## [Request]
Where the word "participate" occurs in a line, return that line.

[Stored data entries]
= = =

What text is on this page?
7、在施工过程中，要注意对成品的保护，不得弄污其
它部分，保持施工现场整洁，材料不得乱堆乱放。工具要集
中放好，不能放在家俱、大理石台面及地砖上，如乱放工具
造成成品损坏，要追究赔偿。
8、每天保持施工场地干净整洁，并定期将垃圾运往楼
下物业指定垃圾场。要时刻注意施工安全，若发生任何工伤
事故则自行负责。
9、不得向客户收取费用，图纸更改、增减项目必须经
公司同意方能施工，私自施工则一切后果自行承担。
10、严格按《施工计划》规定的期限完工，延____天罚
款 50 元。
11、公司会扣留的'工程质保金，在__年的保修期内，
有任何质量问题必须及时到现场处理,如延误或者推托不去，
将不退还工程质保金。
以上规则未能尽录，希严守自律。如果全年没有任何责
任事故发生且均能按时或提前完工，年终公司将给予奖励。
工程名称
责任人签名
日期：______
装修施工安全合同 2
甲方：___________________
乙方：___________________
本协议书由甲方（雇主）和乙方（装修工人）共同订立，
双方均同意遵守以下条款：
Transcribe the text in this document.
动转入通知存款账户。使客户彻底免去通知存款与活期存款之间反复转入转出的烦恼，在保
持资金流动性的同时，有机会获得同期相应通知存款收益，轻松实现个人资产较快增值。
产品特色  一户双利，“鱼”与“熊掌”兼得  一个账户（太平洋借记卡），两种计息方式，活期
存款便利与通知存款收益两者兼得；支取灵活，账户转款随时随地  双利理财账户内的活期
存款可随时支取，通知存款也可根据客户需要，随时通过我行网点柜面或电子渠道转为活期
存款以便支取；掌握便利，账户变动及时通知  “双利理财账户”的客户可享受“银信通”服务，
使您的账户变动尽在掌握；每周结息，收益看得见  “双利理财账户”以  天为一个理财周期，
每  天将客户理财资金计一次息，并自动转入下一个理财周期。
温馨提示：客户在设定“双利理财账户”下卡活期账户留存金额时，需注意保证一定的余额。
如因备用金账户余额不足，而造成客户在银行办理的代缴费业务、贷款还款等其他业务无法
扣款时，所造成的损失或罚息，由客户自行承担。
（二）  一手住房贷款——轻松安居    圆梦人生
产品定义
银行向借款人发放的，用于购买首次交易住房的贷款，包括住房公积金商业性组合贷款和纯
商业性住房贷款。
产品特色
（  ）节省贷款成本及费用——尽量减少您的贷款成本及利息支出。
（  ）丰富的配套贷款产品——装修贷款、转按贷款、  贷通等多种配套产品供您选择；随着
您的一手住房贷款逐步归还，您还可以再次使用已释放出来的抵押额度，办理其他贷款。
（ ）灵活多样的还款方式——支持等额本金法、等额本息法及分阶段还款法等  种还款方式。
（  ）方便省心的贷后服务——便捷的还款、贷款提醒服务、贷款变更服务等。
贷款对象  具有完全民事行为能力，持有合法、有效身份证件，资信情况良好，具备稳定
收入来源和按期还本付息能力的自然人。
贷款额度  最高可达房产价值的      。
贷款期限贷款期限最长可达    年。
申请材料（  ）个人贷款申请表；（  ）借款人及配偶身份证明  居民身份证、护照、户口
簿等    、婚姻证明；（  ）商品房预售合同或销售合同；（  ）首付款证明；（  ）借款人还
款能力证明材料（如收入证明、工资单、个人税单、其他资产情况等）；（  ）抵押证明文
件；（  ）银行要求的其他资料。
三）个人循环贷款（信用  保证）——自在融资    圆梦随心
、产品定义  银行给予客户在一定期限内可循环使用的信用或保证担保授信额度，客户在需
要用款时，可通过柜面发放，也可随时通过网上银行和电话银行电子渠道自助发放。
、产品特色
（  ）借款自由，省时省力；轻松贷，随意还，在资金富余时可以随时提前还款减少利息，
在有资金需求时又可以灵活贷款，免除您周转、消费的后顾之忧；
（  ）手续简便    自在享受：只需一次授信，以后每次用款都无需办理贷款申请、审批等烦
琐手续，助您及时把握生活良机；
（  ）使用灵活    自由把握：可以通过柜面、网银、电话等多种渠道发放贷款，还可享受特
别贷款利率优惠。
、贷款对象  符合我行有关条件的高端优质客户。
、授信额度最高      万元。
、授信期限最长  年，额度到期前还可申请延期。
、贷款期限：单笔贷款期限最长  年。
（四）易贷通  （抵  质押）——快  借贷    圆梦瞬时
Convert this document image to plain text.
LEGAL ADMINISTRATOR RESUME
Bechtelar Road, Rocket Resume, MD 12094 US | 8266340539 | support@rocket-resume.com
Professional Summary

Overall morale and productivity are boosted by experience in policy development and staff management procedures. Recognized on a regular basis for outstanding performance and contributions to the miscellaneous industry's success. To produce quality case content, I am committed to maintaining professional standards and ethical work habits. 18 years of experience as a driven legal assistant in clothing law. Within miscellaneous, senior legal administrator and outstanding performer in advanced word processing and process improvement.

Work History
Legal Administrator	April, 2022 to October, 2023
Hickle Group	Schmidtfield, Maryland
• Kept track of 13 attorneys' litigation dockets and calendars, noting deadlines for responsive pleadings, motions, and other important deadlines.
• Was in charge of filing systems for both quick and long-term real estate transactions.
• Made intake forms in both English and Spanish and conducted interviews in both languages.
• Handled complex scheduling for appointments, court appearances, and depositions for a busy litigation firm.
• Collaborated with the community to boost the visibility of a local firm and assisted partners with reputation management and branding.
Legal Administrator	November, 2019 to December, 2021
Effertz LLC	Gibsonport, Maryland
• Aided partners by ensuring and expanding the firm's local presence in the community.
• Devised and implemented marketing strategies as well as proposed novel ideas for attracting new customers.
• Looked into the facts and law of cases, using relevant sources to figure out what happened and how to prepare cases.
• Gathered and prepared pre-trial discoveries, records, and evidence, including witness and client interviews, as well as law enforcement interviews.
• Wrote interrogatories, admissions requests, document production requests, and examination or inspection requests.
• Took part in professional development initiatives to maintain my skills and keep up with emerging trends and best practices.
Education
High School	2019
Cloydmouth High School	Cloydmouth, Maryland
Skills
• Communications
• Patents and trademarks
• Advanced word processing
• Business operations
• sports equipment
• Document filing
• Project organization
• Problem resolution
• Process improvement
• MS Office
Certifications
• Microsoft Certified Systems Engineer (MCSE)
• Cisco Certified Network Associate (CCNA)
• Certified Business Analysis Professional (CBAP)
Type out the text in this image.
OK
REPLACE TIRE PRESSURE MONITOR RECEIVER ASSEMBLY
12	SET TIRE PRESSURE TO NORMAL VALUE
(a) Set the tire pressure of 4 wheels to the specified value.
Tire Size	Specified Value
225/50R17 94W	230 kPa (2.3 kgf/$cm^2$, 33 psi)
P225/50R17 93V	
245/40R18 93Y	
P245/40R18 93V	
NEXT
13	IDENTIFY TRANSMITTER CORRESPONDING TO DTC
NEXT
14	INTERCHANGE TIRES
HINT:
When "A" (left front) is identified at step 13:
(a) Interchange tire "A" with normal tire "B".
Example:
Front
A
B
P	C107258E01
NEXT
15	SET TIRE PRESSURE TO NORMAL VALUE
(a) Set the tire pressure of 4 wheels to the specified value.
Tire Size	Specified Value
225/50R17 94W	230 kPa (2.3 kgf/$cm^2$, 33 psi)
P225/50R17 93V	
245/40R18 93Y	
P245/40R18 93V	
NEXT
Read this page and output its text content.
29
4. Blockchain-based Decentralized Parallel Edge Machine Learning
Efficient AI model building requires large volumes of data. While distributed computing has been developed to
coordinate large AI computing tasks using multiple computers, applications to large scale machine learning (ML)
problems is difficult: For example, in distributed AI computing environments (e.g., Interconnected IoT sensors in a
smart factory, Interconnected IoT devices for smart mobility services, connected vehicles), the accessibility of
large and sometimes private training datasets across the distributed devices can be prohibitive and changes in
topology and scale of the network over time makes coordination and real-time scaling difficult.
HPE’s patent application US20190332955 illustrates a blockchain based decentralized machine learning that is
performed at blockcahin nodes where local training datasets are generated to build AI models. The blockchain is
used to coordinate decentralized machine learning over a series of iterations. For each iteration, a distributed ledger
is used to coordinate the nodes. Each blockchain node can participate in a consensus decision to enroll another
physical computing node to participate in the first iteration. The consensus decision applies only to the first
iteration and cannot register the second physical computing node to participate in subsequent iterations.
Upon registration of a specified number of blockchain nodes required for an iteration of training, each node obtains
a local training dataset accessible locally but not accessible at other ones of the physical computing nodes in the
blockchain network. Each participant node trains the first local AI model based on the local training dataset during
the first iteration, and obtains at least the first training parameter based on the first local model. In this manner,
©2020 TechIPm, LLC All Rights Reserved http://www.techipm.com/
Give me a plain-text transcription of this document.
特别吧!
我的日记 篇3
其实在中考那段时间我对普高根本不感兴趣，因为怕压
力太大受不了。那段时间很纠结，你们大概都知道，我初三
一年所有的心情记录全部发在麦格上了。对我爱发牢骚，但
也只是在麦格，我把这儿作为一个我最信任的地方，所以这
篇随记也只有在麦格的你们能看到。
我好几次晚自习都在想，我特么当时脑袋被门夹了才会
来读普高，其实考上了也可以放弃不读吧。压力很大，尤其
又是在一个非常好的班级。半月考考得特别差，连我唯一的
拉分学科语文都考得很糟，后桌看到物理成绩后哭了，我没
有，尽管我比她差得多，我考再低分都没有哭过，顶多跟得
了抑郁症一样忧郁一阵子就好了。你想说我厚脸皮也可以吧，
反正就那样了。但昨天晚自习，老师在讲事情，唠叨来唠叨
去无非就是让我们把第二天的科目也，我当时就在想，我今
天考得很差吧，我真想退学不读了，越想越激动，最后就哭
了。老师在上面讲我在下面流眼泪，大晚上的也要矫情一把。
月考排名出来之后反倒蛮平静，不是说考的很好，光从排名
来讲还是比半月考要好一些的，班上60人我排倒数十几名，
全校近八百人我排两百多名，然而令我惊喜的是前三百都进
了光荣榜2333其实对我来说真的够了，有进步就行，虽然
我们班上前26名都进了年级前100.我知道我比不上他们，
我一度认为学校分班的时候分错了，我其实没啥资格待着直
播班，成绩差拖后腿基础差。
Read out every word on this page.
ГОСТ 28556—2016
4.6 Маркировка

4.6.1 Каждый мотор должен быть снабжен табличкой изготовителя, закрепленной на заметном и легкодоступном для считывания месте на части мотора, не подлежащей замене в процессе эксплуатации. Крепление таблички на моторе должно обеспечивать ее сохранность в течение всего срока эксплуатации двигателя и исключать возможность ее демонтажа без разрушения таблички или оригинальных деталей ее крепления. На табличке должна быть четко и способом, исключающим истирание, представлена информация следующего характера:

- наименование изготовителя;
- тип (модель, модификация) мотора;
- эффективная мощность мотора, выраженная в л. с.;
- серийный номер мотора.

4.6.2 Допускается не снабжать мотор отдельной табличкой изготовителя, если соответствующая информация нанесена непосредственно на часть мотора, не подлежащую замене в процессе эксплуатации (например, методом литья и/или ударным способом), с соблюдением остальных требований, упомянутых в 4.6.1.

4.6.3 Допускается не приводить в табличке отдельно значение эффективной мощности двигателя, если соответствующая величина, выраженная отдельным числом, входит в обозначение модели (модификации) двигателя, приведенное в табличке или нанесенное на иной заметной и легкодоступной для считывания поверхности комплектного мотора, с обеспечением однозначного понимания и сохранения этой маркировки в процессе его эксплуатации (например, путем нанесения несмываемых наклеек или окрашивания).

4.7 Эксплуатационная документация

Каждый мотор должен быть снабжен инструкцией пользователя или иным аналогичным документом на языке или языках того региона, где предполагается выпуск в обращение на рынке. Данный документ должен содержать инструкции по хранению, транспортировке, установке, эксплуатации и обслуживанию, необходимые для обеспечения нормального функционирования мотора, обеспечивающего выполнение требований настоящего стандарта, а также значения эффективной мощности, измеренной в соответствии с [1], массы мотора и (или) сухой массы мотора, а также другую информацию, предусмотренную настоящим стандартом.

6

= = =

## [Final result]
is used to coordinate the nodes. Each blockchain node can participate in a consensus decision to enroll another
physical computing node to participate in the first iteration. The consensus decision applies only to the first
iteration and cannot register the second physical computing node to participate in subsequent iterations.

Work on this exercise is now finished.